Below are some entries. Output each one exactly as it appears.
** Begin Extracted entries **
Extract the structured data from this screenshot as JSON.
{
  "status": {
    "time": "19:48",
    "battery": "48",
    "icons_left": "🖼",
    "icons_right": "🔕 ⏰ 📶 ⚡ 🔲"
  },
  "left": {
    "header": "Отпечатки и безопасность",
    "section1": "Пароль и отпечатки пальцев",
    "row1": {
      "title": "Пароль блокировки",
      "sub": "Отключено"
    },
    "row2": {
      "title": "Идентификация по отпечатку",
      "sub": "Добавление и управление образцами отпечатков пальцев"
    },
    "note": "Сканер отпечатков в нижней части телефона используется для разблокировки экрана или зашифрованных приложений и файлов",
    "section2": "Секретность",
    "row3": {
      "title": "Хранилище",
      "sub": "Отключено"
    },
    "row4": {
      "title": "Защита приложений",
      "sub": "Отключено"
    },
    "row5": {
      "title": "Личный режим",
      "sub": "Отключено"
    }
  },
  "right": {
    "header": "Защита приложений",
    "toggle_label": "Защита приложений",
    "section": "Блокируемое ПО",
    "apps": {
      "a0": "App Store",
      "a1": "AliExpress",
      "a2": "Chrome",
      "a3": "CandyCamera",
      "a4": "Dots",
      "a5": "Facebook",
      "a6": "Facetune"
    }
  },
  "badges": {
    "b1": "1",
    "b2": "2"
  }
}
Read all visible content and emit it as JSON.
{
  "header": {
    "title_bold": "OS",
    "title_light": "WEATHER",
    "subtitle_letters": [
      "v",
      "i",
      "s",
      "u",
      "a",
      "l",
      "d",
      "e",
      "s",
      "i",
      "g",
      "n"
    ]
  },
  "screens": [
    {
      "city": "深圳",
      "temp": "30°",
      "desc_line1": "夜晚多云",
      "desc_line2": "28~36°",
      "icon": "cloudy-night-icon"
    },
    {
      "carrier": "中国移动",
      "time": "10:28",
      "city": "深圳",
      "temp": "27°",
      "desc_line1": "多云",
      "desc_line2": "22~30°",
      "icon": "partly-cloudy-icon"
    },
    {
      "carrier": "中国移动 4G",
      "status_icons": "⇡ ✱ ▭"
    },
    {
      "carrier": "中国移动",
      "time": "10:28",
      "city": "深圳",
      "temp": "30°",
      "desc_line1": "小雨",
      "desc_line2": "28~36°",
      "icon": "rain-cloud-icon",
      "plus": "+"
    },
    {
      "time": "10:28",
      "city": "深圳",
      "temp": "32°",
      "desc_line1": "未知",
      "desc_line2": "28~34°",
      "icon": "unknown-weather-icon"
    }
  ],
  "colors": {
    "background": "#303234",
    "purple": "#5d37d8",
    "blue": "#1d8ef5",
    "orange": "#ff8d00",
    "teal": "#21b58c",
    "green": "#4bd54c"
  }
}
** End Extracted entries **
__Answer for the task__:
Extract the structured data from this screenshot as JSON.
{
  "status": {
    "time": "19:48",
    "battery": "48",
    "icons_left": "🖼",
    "icons_right": "🔕 ⏰ 📶 ⚡ 🔲"
  },
  "left": {
    "header": "Отпечатки и безопасность",
    "section1": "Пароль и отпечатки пальцев",
    "row1": {
      "title": "Пароль блокировки",
      "sub": "Отключено"
    },
    "row2": {
      "title": "Идентификация по отпечатку",
      "sub": "Добавление и управление образцами отпечатков пальцев"
    },
    "note": "Сканер отпечатков в нижней части телефона используется для разблокировки экрана или зашифрованных приложений и файлов",
    "section2": "Секретность",
    "row3": {
      "title": "Хранилище",
      "sub": "Отключено"
    },
    "row4": {
      "title": "Защита приложений",
      "sub": "Отключено"
    },
    "row5": {
      "title": "Личный режим",
      "sub": "Отключено"
    }
  },
  "right": {
    "header": "Защита приложений",
    "toggle_label": "Защита приложений",
    "section": "Блокируемое ПО",
    "apps": {
      "a0": "App Store",
      "a1": "AliExpress",
      "a2": "Chrome",
      "a3": "CandyCamera",
      "a4": "Dots",
      "a5": "Facebook",
      "a6": "Facetune"
    }
  },
  "badges": {
    "b1": "1",
    "b2": "2"
  }
}
Read all visible content and emit it as JSON.
{
  "header": {
    "title_bold": "OS",
    "title_light": "WEATHER",
    "subtitle_letters": [
      "v",
      "i",
      "s",
      "u",
      "a",
      "l",
      "d",
      "e",
      "s",
      "i",
      "g",
      "n"
    ]
  },
  "screens": [
    {
      "city": "深圳",
      "temp": "30°",
      "desc_line1": "夜晚多云",
      "desc_line2": "28~36°",
      "icon": "cloudy-night-icon"
    },
    {
      "carrier": "中国移动",
      "time": "10:28",
      "city": "深圳",
      "temp": "27°",
      "desc_line1": "多云",
      "desc_line2": "22~30°",
      "icon": "partly-cloudy-icon"
    },
    {
      "carrier": "中国移动 4G",
      "status_icons": "⇡ ✱ ▭"
    },
    {
      "carrier": "中国移动",
      "time": "10:28",
      "city": "深圳",
      "temp": "30°",
      "desc_line1": "小雨",
      "desc_line2": "28~36°",
      "icon": "rain-cloud-icon",
      "plus": "+"
    },
    {
      "time": "10:28",
      "city": "深圳",
      "temp": "32°",
      "desc_line1": "未知",
      "desc_line2": "28~34°",
      "icon": "unknown-weather-icon"
    }
  ],
  "colors": {
    "background": "#303234",
    "purple": "#5d37d8",
    "blue": "#1d8ef5",
    "orange": "#ff8d00",
    "teal": "#21b58c",
    "green": "#4bd54c"
  }
}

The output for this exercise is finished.